**Task requirements**
Pictures in the records should not be copied, but every other part must be repeated exactly.

**Supplied data**
-- Begin --
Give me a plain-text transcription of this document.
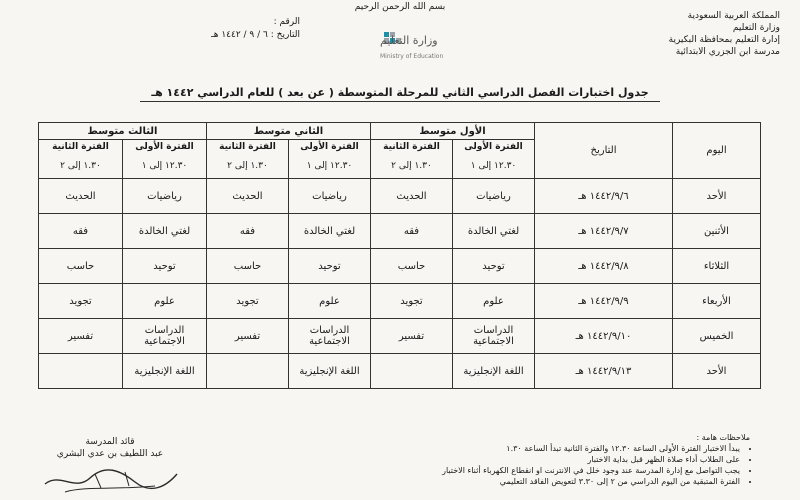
بسم الله الرحمن الرحيم
المملكة العربية السعودية
وزارة التعليم
إدارة التعليم بمحافظة البكيرية
مدرسة ابن الجزري الابتدائية
الرقم :
التاريخ : ٦ / ٩ / ١٤٤٢ هـ	وزارة التعليم
Ministry of Education
جدول اختبارات الفصل الدراسي الثاني للمرحلة المتوسطة ( عن بعد ) للعام الدراسي ١٤٤٢ هـ
اليوم	التاريخ	الأول متوسط		الثاني متوسط		الثالث متوسط	
		الفترة الأولى	الفترة الثانية	الفترة الأولى	الفترة الثانية	الفترة الأولى	الفترة الثانية
		١٢.٣٠ إلى ١	١.٣٠ إلى ٢	١٢.٣٠ إلى ١	١.٣٠ إلى ٢	١٢.٣٠ إلى ١	١.٣٠ إلى ٢
الأحد	١٤٤٢/٩/٦ هـ	رياضيات	الحديث	رياضيات	الحديث	رياضيات	الحديث
الأثنين	١٤٤٢/٩/٧ هـ	لغتي الخالدة	فقه	لغتي الخالدة	فقه	لغتي الخالدة	فقه
الثلاثاء	١٤٤٢/٩/٨ هـ	توحيد	حاسب	توحيد	حاسب	توحيد	حاسب
الأربعاء	١٤٤٢/٩/٩ هـ	علوم	تجويد	علوم	تجويد	علوم	تجويد
الخميس	١٤٤٢/٩/١٠ هـ	الدراسات الاجتماعية	تفسير	الدراسات الاجتماعية	تفسير	الدراسات الاجتماعية	تفسير
الأحد	١٤٤٢/٩/١٣ هـ	اللغة الإنجليزية		اللغة الإنجليزية		اللغة الإنجليزية	
ملاحظات هامة :
• يبدأ الاختبار الفترة الأولى الساعة ١٢.٣٠ والفترة الثانية تبدأ الساعة ١.٣٠
• على الطلاب أداء صلاة الظهر قبل بداية الاختبار
• يجب التواصل مع إدارة المدرسة عند وجود خلل في الانترنت او انقطاع الكهرباء أثناء الاختبار
• الفترة المتبقية من اليوم الدراسي من ٢ إلى ٣.٣٠ لتعويض الفاقد التعليمي
قائد المدرسة
عبد اللطيف بن عدي البشري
-- End --
**Problem solution**
Give me a plain-text transcription of this document.
بسم الله الرحمن الرحيم
المملكة العربية السعودية
وزارة التعليم
إدارة التعليم بمحافظة البكيرية
مدرسة ابن الجزري الابتدائية
الرقم :
التاريخ : ٦ / ٩ / ١٤٤٢ هـ	وزارة التعليم
Ministry of Education
جدول اختبارات الفصل الدراسي الثاني للمرحلة المتوسطة ( عن بعد ) للعام الدراسي ١٤٤٢ هـ
اليوم	التاريخ	الأول متوسط		الثاني متوسط		الثالث متوسط	
		الفترة الأولى	الفترة الثانية	الفترة الأولى	الفترة الثانية	الفترة الأولى	الفترة الثانية
		١٢.٣٠ إلى ١	١.٣٠ إلى ٢	١٢.٣٠ إلى ١	١.٣٠ إلى ٢	١٢.٣٠ إلى ١	١.٣٠ إلى ٢
الأحد	١٤٤٢/٩/٦ هـ	رياضيات	الحديث	رياضيات	الحديث	رياضيات	الحديث
الأثنين	١٤٤٢/٩/٧ هـ	لغتي الخالدة	فقه	لغتي الخالدة	فقه	لغتي الخالدة	فقه
الثلاثاء	١٤٤٢/٩/٨ هـ	توحيد	حاسب	توحيد	حاسب	توحيد	حاسب
الأربعاء	١٤٤٢/٩/٩ هـ	علوم	تجويد	علوم	تجويد	علوم	تجويد
الخميس	١٤٤٢/٩/١٠ هـ	الدراسات الاجتماعية	تفسير	الدراسات الاجتماعية	تفسير	الدراسات الاجتماعية	تفسير
الأحد	١٤٤٢/٩/١٣ هـ	اللغة الإنجليزية		اللغة الإنجليزية		اللغة الإنجليزية	
ملاحظات هامة :
• يبدأ الاختبار الفترة الأولى الساعة ١٢.٣٠ والفترة الثانية تبدأ الساعة ١.٣٠
• على الطلاب أداء صلاة الظهر قبل بداية الاختبار
• يجب التواصل مع إدارة المدرسة عند وجود خلل في الانترنت او انقطاع الكهرباء أثناء الاختبار
• الفترة المتبقية من اليوم الدراسي من ٢ إلى ٣.٣٠ لتعويض الفاقد التعليمي
قائد المدرسة
عبد اللطيف بن عدي البشري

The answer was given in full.